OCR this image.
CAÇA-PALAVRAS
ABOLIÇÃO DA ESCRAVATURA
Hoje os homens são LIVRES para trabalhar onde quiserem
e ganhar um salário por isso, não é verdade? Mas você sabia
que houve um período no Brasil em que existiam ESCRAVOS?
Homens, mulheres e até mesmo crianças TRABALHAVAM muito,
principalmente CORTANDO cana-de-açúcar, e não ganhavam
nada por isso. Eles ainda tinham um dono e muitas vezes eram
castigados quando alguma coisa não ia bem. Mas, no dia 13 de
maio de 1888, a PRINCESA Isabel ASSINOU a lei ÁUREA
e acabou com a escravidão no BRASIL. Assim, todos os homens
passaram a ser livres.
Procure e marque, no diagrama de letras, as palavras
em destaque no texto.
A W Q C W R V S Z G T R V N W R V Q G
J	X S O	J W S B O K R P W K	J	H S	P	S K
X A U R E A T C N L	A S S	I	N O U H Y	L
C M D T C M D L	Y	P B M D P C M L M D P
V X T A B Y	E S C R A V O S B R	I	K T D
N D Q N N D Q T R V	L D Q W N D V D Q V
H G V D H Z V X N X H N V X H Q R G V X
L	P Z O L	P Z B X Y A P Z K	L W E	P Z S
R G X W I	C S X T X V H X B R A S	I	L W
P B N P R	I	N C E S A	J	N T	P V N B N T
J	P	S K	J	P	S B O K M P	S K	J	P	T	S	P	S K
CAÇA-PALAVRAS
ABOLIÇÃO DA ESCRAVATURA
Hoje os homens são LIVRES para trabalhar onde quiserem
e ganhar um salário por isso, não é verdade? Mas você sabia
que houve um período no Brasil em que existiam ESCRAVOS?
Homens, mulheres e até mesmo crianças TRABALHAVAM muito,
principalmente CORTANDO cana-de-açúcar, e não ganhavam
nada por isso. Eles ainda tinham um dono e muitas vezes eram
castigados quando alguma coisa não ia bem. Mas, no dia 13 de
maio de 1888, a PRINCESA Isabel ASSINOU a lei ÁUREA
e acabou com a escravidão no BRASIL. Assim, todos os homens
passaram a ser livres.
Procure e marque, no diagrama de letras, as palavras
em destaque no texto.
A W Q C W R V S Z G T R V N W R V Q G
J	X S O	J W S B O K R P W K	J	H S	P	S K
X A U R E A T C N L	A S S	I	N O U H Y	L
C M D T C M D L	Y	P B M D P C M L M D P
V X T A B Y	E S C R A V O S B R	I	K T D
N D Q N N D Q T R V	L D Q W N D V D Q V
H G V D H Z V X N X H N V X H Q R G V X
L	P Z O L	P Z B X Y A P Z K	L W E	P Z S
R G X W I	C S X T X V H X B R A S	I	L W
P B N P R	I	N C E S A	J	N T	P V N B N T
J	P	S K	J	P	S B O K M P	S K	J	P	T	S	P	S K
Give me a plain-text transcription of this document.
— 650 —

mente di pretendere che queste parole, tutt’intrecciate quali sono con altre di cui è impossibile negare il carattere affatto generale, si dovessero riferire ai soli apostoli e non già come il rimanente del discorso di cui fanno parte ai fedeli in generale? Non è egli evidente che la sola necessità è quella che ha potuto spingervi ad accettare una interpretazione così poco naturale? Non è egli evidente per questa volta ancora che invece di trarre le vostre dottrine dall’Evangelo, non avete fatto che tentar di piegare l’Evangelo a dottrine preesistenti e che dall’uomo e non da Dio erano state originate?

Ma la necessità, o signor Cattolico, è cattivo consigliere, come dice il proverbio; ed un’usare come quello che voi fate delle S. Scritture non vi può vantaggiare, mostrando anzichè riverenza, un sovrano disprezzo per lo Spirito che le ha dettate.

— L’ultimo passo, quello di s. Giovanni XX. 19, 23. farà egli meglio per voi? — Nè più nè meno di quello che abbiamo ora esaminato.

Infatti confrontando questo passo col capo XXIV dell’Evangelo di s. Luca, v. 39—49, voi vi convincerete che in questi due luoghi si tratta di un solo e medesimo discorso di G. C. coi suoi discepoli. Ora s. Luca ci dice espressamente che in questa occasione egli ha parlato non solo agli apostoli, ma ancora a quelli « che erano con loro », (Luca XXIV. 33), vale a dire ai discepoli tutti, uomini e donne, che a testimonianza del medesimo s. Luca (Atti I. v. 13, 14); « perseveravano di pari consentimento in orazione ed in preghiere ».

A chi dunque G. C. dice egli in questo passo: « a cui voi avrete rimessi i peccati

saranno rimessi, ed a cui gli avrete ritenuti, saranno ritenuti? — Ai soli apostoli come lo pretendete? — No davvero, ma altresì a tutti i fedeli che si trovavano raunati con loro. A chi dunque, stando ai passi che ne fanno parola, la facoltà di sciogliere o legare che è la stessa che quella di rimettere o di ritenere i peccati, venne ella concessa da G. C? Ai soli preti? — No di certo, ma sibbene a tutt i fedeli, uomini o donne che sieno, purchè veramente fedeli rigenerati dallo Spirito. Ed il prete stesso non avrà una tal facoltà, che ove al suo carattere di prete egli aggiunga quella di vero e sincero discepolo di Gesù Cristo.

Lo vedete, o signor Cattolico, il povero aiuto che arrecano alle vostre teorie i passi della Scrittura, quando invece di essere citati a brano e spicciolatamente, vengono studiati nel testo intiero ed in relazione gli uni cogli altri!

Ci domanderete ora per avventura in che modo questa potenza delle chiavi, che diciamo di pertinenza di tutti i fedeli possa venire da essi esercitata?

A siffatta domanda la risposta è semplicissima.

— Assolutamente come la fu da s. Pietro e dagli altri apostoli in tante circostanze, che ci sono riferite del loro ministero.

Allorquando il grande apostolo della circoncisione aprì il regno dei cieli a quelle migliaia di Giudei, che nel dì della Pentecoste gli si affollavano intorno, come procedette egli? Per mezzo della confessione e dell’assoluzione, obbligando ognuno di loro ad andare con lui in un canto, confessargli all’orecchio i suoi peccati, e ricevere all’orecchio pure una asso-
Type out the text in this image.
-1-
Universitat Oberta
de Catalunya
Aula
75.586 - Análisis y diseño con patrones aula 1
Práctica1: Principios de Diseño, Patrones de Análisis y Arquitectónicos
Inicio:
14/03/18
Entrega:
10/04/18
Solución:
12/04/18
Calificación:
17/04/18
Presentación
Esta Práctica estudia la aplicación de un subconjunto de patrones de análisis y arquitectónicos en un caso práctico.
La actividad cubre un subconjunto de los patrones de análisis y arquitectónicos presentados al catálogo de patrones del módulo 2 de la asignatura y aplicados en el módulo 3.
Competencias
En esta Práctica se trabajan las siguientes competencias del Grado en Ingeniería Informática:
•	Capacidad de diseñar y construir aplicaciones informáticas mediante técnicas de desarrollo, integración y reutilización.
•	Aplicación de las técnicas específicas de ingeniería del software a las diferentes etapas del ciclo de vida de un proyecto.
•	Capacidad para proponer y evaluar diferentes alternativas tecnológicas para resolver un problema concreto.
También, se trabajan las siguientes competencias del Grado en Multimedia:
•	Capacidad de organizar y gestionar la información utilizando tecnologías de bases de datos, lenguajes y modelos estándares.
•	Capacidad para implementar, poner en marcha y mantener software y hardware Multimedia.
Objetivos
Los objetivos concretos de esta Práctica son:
┄┄┄┄┄┄┄┄┄┄┄┄┄┄┄┄┄┄┄┄
§ Aim: The records are above. How many lines in them contain the word "Multimedia"? Give the number alone.

§ Expected answer: 2